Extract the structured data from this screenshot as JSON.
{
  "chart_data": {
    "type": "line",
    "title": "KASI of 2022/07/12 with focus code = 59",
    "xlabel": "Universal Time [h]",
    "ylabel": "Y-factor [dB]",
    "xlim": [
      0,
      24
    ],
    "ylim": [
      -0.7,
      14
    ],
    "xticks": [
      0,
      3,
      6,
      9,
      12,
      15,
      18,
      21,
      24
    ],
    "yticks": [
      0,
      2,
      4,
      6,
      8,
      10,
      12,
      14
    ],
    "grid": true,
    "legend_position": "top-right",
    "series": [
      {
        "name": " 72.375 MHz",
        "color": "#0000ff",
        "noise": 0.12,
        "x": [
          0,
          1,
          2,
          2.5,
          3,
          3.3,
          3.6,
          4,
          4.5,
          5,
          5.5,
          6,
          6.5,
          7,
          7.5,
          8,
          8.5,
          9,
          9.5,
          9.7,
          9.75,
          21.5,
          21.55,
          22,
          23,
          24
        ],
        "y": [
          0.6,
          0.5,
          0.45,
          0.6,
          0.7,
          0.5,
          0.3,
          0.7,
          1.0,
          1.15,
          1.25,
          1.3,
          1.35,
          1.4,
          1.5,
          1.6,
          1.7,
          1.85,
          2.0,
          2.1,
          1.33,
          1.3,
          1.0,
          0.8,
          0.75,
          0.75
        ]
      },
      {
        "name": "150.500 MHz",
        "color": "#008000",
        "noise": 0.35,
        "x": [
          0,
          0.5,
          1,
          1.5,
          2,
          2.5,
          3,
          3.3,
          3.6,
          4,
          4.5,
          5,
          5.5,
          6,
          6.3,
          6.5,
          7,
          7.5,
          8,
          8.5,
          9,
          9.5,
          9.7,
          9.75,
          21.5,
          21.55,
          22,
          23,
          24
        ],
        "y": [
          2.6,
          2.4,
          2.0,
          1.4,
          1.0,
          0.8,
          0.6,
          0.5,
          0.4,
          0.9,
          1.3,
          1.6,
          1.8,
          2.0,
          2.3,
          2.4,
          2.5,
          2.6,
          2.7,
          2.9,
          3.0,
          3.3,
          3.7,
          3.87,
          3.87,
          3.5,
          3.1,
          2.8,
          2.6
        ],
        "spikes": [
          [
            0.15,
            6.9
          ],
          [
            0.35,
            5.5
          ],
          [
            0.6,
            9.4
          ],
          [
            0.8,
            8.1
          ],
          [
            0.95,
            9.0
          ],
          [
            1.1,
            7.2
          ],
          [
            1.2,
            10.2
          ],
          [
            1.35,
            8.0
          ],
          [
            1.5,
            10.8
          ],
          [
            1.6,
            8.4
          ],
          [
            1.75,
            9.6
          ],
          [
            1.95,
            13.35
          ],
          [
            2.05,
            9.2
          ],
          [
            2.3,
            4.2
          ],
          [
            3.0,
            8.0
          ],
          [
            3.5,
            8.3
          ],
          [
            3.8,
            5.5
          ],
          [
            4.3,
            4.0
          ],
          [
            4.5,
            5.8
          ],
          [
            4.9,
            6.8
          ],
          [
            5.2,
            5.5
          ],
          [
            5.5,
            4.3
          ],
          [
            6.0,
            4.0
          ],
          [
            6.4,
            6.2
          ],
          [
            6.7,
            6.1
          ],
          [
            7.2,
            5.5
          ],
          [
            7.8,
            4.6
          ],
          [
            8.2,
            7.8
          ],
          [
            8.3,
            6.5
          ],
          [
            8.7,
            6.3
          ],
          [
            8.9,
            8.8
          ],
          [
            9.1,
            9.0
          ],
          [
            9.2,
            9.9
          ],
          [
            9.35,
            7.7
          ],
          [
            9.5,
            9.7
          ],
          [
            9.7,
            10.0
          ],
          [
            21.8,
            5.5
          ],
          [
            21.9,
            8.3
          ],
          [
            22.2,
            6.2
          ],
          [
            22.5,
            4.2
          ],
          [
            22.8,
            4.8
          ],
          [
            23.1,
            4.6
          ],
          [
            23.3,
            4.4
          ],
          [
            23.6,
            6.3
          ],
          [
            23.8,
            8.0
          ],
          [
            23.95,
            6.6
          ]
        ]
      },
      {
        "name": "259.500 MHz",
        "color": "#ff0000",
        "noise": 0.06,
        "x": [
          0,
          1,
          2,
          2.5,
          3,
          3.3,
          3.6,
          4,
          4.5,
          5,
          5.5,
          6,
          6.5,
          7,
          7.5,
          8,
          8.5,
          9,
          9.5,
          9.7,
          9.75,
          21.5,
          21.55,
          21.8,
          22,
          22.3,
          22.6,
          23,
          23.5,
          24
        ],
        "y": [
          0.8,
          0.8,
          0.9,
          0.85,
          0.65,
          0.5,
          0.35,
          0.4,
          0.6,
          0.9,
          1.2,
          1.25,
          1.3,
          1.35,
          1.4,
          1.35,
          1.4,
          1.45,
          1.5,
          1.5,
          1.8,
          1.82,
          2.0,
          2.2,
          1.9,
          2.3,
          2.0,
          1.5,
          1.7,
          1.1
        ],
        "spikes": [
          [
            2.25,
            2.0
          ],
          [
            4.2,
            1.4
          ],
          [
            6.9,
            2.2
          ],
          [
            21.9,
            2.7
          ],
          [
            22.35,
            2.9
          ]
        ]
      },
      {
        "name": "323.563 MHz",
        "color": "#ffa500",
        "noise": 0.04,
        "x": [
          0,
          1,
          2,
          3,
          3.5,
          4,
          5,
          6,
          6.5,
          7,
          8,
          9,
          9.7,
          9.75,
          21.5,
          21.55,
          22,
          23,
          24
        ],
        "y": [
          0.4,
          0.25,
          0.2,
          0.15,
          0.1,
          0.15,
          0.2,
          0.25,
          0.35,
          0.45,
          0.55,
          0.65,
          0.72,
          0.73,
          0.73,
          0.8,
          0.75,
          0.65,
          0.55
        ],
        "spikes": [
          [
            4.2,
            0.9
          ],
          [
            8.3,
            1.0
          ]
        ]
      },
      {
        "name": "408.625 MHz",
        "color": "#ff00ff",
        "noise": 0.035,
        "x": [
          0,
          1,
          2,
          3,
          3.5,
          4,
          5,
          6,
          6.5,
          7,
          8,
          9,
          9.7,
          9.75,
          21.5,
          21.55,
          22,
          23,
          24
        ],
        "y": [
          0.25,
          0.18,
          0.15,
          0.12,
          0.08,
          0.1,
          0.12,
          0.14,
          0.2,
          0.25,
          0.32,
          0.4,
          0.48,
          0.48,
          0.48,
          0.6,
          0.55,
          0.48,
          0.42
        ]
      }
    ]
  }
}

.....

▶ STATED EXERCISE: Each line must be given again exactly as written above.

▶ EXPECTED OUTPUT:
Extract the structured data from this screenshot as JSON.
{
  "chart_data": {
    "type": "line",
    "title": "KASI of 2022/07/12 with focus code = 59",
    "xlabel": "Universal Time [h]",
    "ylabel": "Y-factor [dB]",
    "xlim": [
      0,
      24
    ],
    "ylim": [
      -0.7,
      14
    ],
    "xticks": [
      0,
      3,
      6,
      9,
      12,
      15,
      18,
      21,
      24
    ],
    "yticks": [
      0,
      2,
      4,
      6,
      8,
      10,
      12,
      14
    ],
    "grid": true,
    "legend_position": "top-right",
    "series": [
      {
        "name": " 72.375 MHz",
        "color": "#0000ff",
        "noise": 0.12,
        "x": [
          0,
          1,
          2,
          2.5,
          3,
          3.3,
          3.6,
          4,
          4.5,
          5,
          5.5,
          6,
          6.5,
          7,
          7.5,
          8,
          8.5,
          9,
          9.5,
          9.7,
          9.75,
          21.5,
          21.55,
          22,
          23,
          24
        ],
        "y": [
          0.6,
          0.5,
          0.45,
          0.6,
          0.7,
          0.5,
          0.3,
          0.7,
          1.0,
          1.15,
          1.25,
          1.3,
          1.35,
          1.4,
          1.5,
          1.6,
          1.7,
          1.85,
          2.0,
          2.1,
          1.33,
          1.3,
          1.0,
          0.8,
          0.75,
          0.75
        ]
      },
      {
        "name": "150.500 MHz",
        "color": "#008000",
        "noise": 0.35,
        "x": [
          0,
          0.5,
          1,
          1.5,
          2,
          2.5,
          3,
          3.3,
          3.6,
          4,
          4.5,
          5,
          5.5,
          6,
          6.3,
          6.5,
          7,
          7.5,
          8,
          8.5,
          9,
          9.5,
          9.7,
          9.75,
          21.5,
          21.55,
          22,
          23,
          24
        ],
        "y": [
          2.6,
          2.4,
          2.0,
          1.4,
          1.0,
          0.8,
          0.6,
          0.5,
          0.4,
          0.9,
          1.3,
          1.6,
          1.8,
          2.0,
          2.3,
          2.4,
          2.5,
          2.6,
          2.7,
          2.9,
          3.0,
          3.3,
          3.7,
          3.87,
          3.87,
          3.5,
          3.1,
          2.8,
          2.6
        ],
        "spikes": [
          [
            0.15,
            6.9
          ],
          [
            0.35,
            5.5
          ],
          [
            0.6,
            9.4
          ],
          [
            0.8,
            8.1
          ],
          [
            0.95,
            9.0
          ],
          [
            1.1,
            7.2
          ],
          [
            1.2,
            10.2
          ],
          [
            1.35,
            8.0
          ],
          [
            1.5,
            10.8
          ],
          [
            1.6,
            8.4
          ],
          [
            1.75,
            9.6
          ],
          [
            1.95,
            13.35
          ],
          [
            2.05,
            9.2
          ],
          [
            2.3,
            4.2
          ],
          [
            3.0,
            8.0
          ],
          [
            3.5,
            8.3
          ],
          [
            3.8,
            5.5
          ],
          [
            4.3,
            4.0
          ],
          [
            4.5,
            5.8
          ],
          [
            4.9,
            6.8
          ],
          [
            5.2,
            5.5
          ],
          [
            5.5,
            4.3
          ],
          [
            6.0,
            4.0
          ],
          [
            6.4,
            6.2
          ],
          [
            6.7,
            6.1
          ],
          [
            7.2,
            5.5
          ],
          [
            7.8,
            4.6
          ],
          [
            8.2,
            7.8
          ],
          [
            8.3,
            6.5
          ],
          [
            8.7,
            6.3
          ],
          [
            8.9,
            8.8
          ],
          [
            9.1,
            9.0
          ],
          [
            9.2,
            9.9
          ],
          [
            9.35,
            7.7
          ],
          [
            9.5,
            9.7
          ],
          [
            9.7,
            10.0
          ],
          [
            21.8,
            5.5
          ],
          [
            21.9,
            8.3
          ],
          [
            22.2,
            6.2
          ],
          [
            22.5,
            4.2
          ],
          [
            22.8,
            4.8
          ],
          [
            23.1,
            4.6
          ],
          [
            23.3,
            4.4
          ],
          [
            23.6,
            6.3
          ],
          [
            23.8,
            8.0
          ],
          [
            23.95,
            6.6
          ]
        ]
      },
      {
        "name": "259.500 MHz",
        "color": "#ff0000",
        "noise": 0.06,
        "x": [
          0,
          1,
          2,
          2.5,
          3,
          3.3,
          3.6,
          4,
          4.5,
          5,
          5.5,
          6,
          6.5,
          7,
          7.5,
          8,
          8.5,
          9,
          9.5,
          9.7,
          9.75,
          21.5,
          21.55,
          21.8,
          22,
          22.3,
          22.6,
          23,
          23.5,
          24
        ],
        "y": [
          0.8,
          0.8,
          0.9,
          0.85,
          0.65,
          0.5,
          0.35,
          0.4,
          0.6,
          0.9,
          1.2,
          1.25,
          1.3,
          1.35,
          1.4,
          1.35,
          1.4,
          1.45,
          1.5,
          1.5,
          1.8,
          1.82,
          2.0,
          2.2,
          1.9,
          2.3,
          2.0,
          1.5,
          1.7,
          1.1
        ],
        "spikes": [
          [
            2.25,
            2.0
          ],
          [
            4.2,
            1.4
          ],
          [
            6.9,
            2.2
          ],
          [
            21.9,
            2.7
          ],
          [
            22.35,
            2.9
          ]
        ]
      },
      {
        "name": "323.563 MHz",
        "color": "#ffa500",
        "noise": 0.04,
        "x": [
          0,
          1,
          2,
          3,
          3.5,
          4,
          5,
          6,
          6.5,
          7,
          8,
          9,
          9.7,
          9.75,
          21.5,
          21.55,
          22,
          23,
          24
        ],
        "y": [
          0.4,
          0.25,
          0.2,
          0.15,
          0.1,
          0.15,
          0.2,
          0.25,
          0.35,
          0.45,
          0.55,
          0.65,
          0.72,
          0.73,
          0.73,
          0.8,
          0.75,
          0.65,
          0.55
        ],
        "spikes": [
          [
            4.2,
            0.9
          ],
          [
            8.3,
            1.0
          ]
        ]
      },
      {
        "name": "408.625 MHz",
        "color": "#ff00ff",
        "noise": 0.035,
        "x": [
          0,
          1,
          2,
          3,
          3.5,
          4,
          5,
          6,
          6.5,
          7,
          8,
          9,
          9.7,
          9.75,
          21.5,
          21.55,
          22,
          23,
          24
        ],
        "y": [
          0.25,
          0.18,
          0.15,
          0.12,
          0.08,
          0.1,
          0.12,
          0.14,
          0.2,
          0.25,
          0.32,
          0.4,
          0.48,
          0.48,
          0.48,
          0.6,
          0.55,
          0.48,
          0.42
        ]
      }
    ]
  }
}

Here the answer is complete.